● ZIEL 1
Beantworte zum Text über Phillis Wheatley folgende Fragen:
(a) In welcher Zeitung erschien ihr erstes Gedicht?
(b) In welchen beiden Städten wurde die Elegie auf George Whitefield gedruckt?
(c) Welcher Gouverneur gehörte zu den Bostoner Notablen, die sie befragten?

● TEXTAUSZUG
((

Ihr erstes Gedicht (On Mssrs. Hussey and Coffin) veröffentlichte sie bereits 1767 mit dreizehn Jahren in der in Rhode Island erscheinenden Zeitung Newport Mercury. Bereits dieses erste Gedicht ist typisch für ihr Werk, das sich an der neoklassizistischen Dichtung nach dem Vorbild Alexander Popes orientierte. Viele ihrer Gedichte sind christlich-erbaulichen Inhalts, viele eignete sie religiösen Berühmtheiten zu. Weite Bekanntheit erlangte sie 1771 mit einer Elegie auf den verstorbenen methodistischen Prediger George Whitefield (On the Death of Reverend Whitefield), den sie vermutlich selbst hatte predigen hören. Das Gedicht wurde nicht nur in Boston, sondern auch in London gedruckt und machte sie so beiderseits des Atlantiks bekannt – wobei sich das Interesse mindestens so sehr auf ihre Hautfarbe wie auf die literarische Qualität ihrer Gedichte richtete. So führte etwa Voltaire 1774 in einem Brief an den Baron Constant de Rebecq Wheatley als Gegenbeweis für dessen rassistische Behauptung an, es gebe keine schwarzen Dichter.[1]

1772 versuchten die Wheatleys vergebens, in Boston einen Verleger zu finden, der Phillis’ Gedichte in Buchform drucken würde. Da viele der Absagen unterstellten, dass sie die Gedichte nicht selbst geschrieben haben könne, arrangierten die Wheatleys eine Befragung durch eine Gruppe ausgewählter Bostoner Notablen, darunter Thomas Hutchinson, den Gouverneur von Massachusetts. Zwar ist nicht bekannt, wie sich dieses Tribunal tatsächlich darstellte – das Mädchen wurde wohl in ihrer Bibelfestigkeit und ihrer Kenntnis der klassischen Sprachen geprüft –, doch unterzeichneten sie ihr nach bestandener Prüfung ein Attest, in dem sie versicherten, dass an der Urheberschaft Phillis Wheatleys kein Zweifel bestehe.

))

● ZIEL 2
Gib die Zeilen der Datensätze von der Zeile mit "achievement-card-11-alliances: WIN A" bis zur Zeile mit "349, 679, 385]", beide eingeschlossen, als Markdown-Tabelle wieder. Die Spalte „Nr“ enthält die laufende Nummer und die Spalte „Inhalt“ die Zeile, wobei Leerzeilen wegfallen.

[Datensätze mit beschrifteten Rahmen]
((

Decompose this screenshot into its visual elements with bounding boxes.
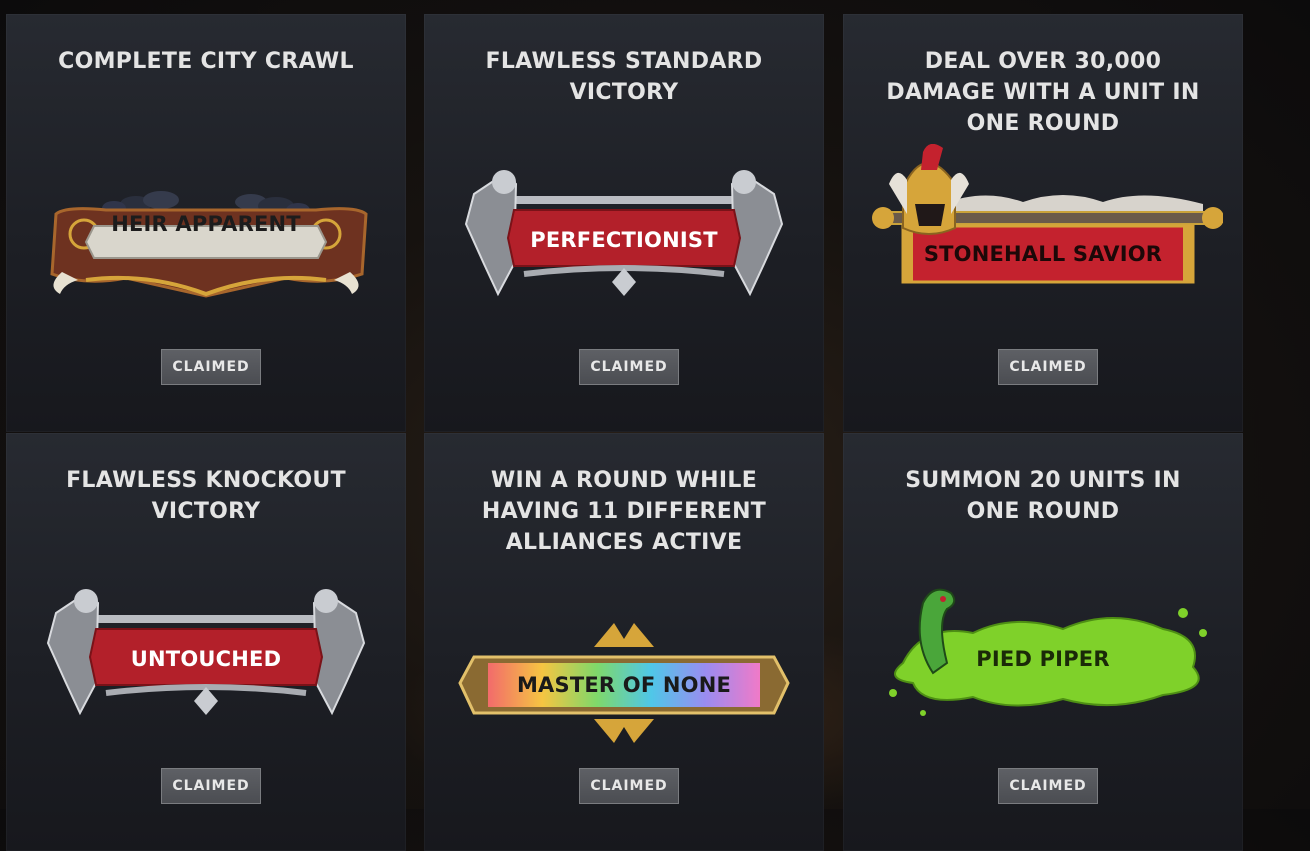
achievement-card-11-alliances: WIN A ROUND WHILE HAVING 11 DIFFERENT AL…	[424, 433, 824, 851]
badge-label: PIED PIPER	[976, 647, 1110, 671]
achievement-title: FLAWLESS KNOCKOUT VICTORY	[66, 468, 346, 524]
badge-heir-apparent: HEIR APPARENT	[26, 144, 386, 304]
claimed-button[interactable]: CLAIMED	[579, 768, 679, 804]
badge-pied-piper: PIED PIPER	[863, 563, 1223, 723]
claimed-button[interactable]: CLAIMED	[161, 768, 261, 804]
claimed-button[interactable]: CLAIMED	[998, 349, 1098, 385]
badge-label: STONEHALL SAVIOR	[923, 242, 1163, 266]
badge-untouched: UNTOUCHED	[26, 563, 386, 723]
achievement-title: COMPLETE CITY CRAWL	[58, 49, 354, 74]
golden-helmet-badge-icon	[872, 144, 1223, 284]
achievement-title: SUMMON 20 UNITS IN ONE ROUND	[905, 468, 1181, 524]
claimed-button[interactable]: CLAIMED	[161, 349, 261, 385]
achievement-card-summon-20: SUMMON 20 UNITS IN ONE ROUND PIED PIPER …	[843, 433, 1243, 851]
achievement-title: WIN A ROUND WHILE HAVING 11 DIFFERENT AL…	[481, 468, 767, 555]
achievement-card-city-crawl: COMPLETE CITY CRAWL HEIR APPARENT CLAIME…	[6, 14, 406, 432]
claimed-button[interactable]: CLAIMED	[998, 768, 1098, 804]
achievement-title: DEAL OVER 30,000 DAMAGE WITH A UNIT IN O…	[886, 49, 1200, 136]
achievement-title: FLAWLESS STANDARD VICTORY	[485, 49, 763, 105]
badge-master-of-none: MASTER OF NONE	[444, 593, 804, 753]
badge-label: PERFECTIONIST	[530, 228, 718, 252]
badge-perfectionist: PERFECTIONIST	[444, 144, 804, 304]
badge-stonehall-savior: STONEHALL SAVIOR	[863, 144, 1223, 304]
claimed-button[interactable]: CLAIMED	[579, 349, 679, 385]
badge-label: UNTOUCHED	[130, 647, 282, 671]
badge-label: HEIR APPARENT	[111, 212, 301, 236]
badge-label: MASTER OF NONE	[516, 673, 732, 697]
achievement-card-flawless-knockout: FLAWLESS KNOCKOUT VICTORY UNTOUCHED CLAI…	[6, 433, 406, 851]
achievement-card-flawless-standard: FLAWLESS STANDARD VICTORY PERFECTIONIST …	[424, 14, 824, 432]
achievement-card-30000-damage: DEAL OVER 30,000 DAMAGE WITH A UNIT IN O…	[843, 14, 1243, 432]
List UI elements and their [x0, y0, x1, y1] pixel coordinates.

))

● VOLLSTÄNDIGE AUSGABE 1
(a) In der Zeitung Newport Mercury, die in Rhode Island erschien.
(b) In Boston und in London.
(c) Thomas Hutchinson, der Gouverneur von Massachusetts.

● VOLLSTÄNDIGE AUSGABE 2
| Nr | Inhalt |
|---|---|
| 1 | achievement-card-11-alliances: WIN A ROUND WHILE HAVING 11 DIFFERENT AL…	[424, 433, 824, 851] |
| 2 | badge-label: PIED PIPER	[976, 647, 1110, 671] |
| 3 | achievement-title: FLAWLESS KNOCKOUT VICTORY	[66, 468, 346, 524] |
| 4 | badge-heir-apparent: HEIR APPARENT	[26, 144, 386, 304] |
| 5 | claimed-button[interactable]: CLAIMED	[579, 768, 679, 804] |
| 6 | badge-pied-piper: PIED PIPER	[863, 563, 1223, 723] |
| 7 | claimed-button[interactable]: CLAIMED	[161, 768, 261, 804] |
| 8 | claimed-button[interactable]: CLAIMED	[998, 349, 1098, 385] |
| 9 | badge-label: STONEHALL SAVIOR	[923, 242, 1163, 266] |
| 10 | badge-untouched: UNTOUCHED	[26, 563, 386, 723] |
| 11 | achievement-title: COMPLETE CITY CRAWL	[58, 49, 354, 74] |
| 12 | golden-helmet-badge-icon	[872, 144, 1223, 284] |
| 13 | achievement-title: SUMMON 20 UNITS IN ONE ROUND	[905, 468, 1181, 524] |
| 14 | claimed-button[interactable]: CLAIMED	[161, 349, 261, 385] |
| 15 | achievement-card-summon-20: SUMMON 20 UNITS IN ONE ROUND PIED PIPER …	[843, 433, 1243, 851] |
| 16 | achievement-title: WIN A ROUND WHILE HAVING 11 DIFFERENT AL…	[481, 468, 767, 555] |
| 17 | achievement-card-city-crawl: COMPLETE CITY CRAWL HEIR APPARENT CLAIME…	[6, 14, 406, 432] |
| 18 | claimed-button[interactable]: CLAIMED	[998, 768, 1098, 804] |
| 19 | achievement-title: DEAL OVER 30,000 DAMAGE WITH A UNIT IN O…	[886, 49, 1200, 136] |
| 20 | achievement-title: FLAWLESS STANDARD VICTORY	[485, 49, 763, 105] |
| 21 | badge-master-of-none: MASTER OF NONE	[444, 593, 804, 753] |
| 22 | badge-label: PERFECTIONIST	[530, 228, 718, 252] |
| 23 | badge-perfectionist: PERFECTIONIST	[444, 144, 804, 304] |
| 24 | badge-stonehall-savior: STONEHALL SAVIOR	[863, 144, 1223, 304] |
| 25 | claimed-button[interactable]: CLAIMED	[579, 349, 679, 385] |